Start of Excerpt provided
The closer you get to bankruptcy discharge, the more excited you will likely be to have this time of life behind you. But this is not the moment to forget about your finances. In fact, the six months before your bankruptcy discharge can be crucial for your financial future.

  • Reevaluate your budget. You should be monitoring your credit report and keeping on top of your budget for the duration of your bankruptcy. But six months before discharge, you may want to reevaluate your budget and financial obligations. Make sure you are setting yourself up for success once the discharge occurs and your bankruptcy payment falls off.
  • Keep saving. Now is not the time to stop saving your money. The more savings you have after your bankruptcy discharge, the faster you will be able to get back on your feet.
  • Review credit report for accuracy. Many times, incorrect information will be showing on your credit report that could keep you from qualifying or delay your closing.
  • Review predischarge guide for more insights. View The Guide

Tips to help your finances 0-12 months after bankruptcy discharge

So, you’ve finally had your bankruptcy discharged. This is a huge moment for anyone. Congratulations! You should now have a much better monthly cash flow and a real sense of accomplishment. You are now potentially eligible for certain loan programs, but many lenders will still have guideline overlays that require a one- or two-year waiting periods. A few lenders will offer you loan options as soon as one day out of discharge. Conventional and Jumbo loans will not become available until you are 2-4 years past discharge.

  • Keep good habits. Don’t let the discharge of your bankruptcy allow you to fall back into bad financial habits. Stick with a good budget, pay your bills on time, and slowly rebuild your credit score.
  • Monitor your credit report. Knowing where your credit score stands is a good way to ensure your finances are built up correctly. Many banks or credit card companies have credit monitoring programs for free. Use them to stay on top of your credit during this crucial time.
  • Keep your bankruptcy paperwork. By twelve months after a bankruptcy discharge, you may be tempted to throw out your bankruptcy paperwork. Don’t do that. This paperwork will come in handy when you are ready to apply for a home loan.
  • Do your best to stay in a stable home and job. Keeping a stable home and job can help show creditors that you are a safe bet. Sometimes things happen and homes or jobs must be left. However, do your best to keep a stable home and job situation for the first few years after your bankruptcy discharge.
End of Excerpt provided
Given instruction 1
In the records below, reproduce the lines exactly, from the line containing "Text: RH Lo" through the line containing "Text: From Existing LH".
Start of Supplied material
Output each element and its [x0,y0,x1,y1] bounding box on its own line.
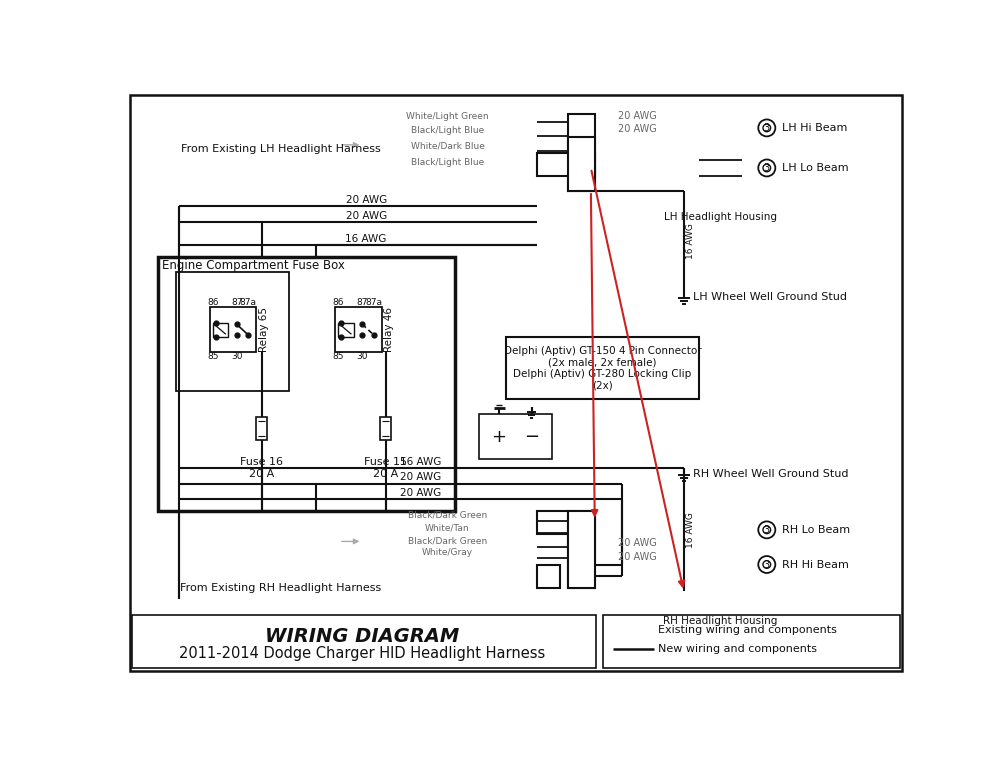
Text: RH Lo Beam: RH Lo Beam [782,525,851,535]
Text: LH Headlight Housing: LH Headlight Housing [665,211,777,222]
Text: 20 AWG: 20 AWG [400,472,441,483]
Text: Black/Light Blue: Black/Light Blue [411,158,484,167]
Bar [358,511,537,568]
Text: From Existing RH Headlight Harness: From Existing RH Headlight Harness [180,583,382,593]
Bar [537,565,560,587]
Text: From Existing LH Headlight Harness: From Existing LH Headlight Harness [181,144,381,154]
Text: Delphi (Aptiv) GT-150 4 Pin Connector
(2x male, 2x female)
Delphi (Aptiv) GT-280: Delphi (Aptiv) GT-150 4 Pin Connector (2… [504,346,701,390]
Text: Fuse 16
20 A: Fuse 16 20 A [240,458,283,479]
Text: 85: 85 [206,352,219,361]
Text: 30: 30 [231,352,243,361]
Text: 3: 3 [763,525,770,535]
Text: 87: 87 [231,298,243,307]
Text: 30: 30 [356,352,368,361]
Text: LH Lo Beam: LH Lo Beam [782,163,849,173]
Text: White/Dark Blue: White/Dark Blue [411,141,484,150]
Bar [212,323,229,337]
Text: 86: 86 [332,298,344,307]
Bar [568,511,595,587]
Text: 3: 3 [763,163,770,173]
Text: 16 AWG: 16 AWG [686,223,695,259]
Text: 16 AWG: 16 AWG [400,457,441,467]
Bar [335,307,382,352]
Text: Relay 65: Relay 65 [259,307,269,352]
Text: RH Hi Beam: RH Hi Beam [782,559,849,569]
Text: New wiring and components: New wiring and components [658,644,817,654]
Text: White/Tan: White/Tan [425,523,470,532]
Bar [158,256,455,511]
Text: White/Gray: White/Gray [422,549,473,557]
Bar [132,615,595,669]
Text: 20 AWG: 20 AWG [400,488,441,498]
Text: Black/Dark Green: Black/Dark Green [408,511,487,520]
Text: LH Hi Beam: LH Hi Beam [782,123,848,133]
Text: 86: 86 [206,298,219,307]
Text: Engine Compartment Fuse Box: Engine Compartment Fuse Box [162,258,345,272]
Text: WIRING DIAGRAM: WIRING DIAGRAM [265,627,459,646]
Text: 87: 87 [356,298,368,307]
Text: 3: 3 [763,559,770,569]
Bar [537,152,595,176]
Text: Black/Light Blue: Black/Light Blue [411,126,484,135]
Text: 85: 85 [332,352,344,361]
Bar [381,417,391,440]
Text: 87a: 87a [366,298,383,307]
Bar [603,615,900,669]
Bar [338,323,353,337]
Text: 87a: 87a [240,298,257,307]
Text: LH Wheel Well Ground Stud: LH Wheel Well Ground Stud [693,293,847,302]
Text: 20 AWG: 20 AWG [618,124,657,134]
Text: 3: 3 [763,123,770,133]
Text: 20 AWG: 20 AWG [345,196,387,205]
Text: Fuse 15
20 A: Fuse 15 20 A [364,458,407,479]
End of Supplied material
Given instruction 2
Write out the stretch of the bankruptcy discharge text from "Tips to help" through "your credit score." word for word.

Task result 1
Text: RH Lo Beam: RH Lo Beam [782,525,851,535]
Text: LH Headlight Housing: LH Headlight Housing [665,211,777,222]
Text: 20 AWG: 20 AWG [400,472,441,483]
Text: Black/Light Blue: Black/Light Blue [411,158,484,167]
Bar [358,511,537,568]
Text: From Existing RH Headlight Harness: From Existing RH Headlight Harness [180,583,382,593]
Bar [537,565,560,587]
Text: From Existing LH Headlight Harness: From Existing LH Headlight Harness [181,144,381,154]

Task result 2
Tips to help your finances 0-12 months after bankruptcy discharge

So, you’ve finally had your bankruptcy discharged. This is a huge moment for anyone. Congratulations! You should now have a much better monthly cash flow and a real sense of accomplishment. You are now potentially eligible for certain loan programs, but many lenders will still have guideline overlays that require a one- or two-year waiting periods. A few lenders will offer you loan options as soon as one day out of discharge. Conventional and Jumbo loans will not become available until you are 2-4 years past discharge.

  • Keep good habits. Don’t let the discharge of your bankruptcy allow you to fall back into bad financial habits. Stick with a good budget, pay your bills on time, and slowly rebuild your credit score.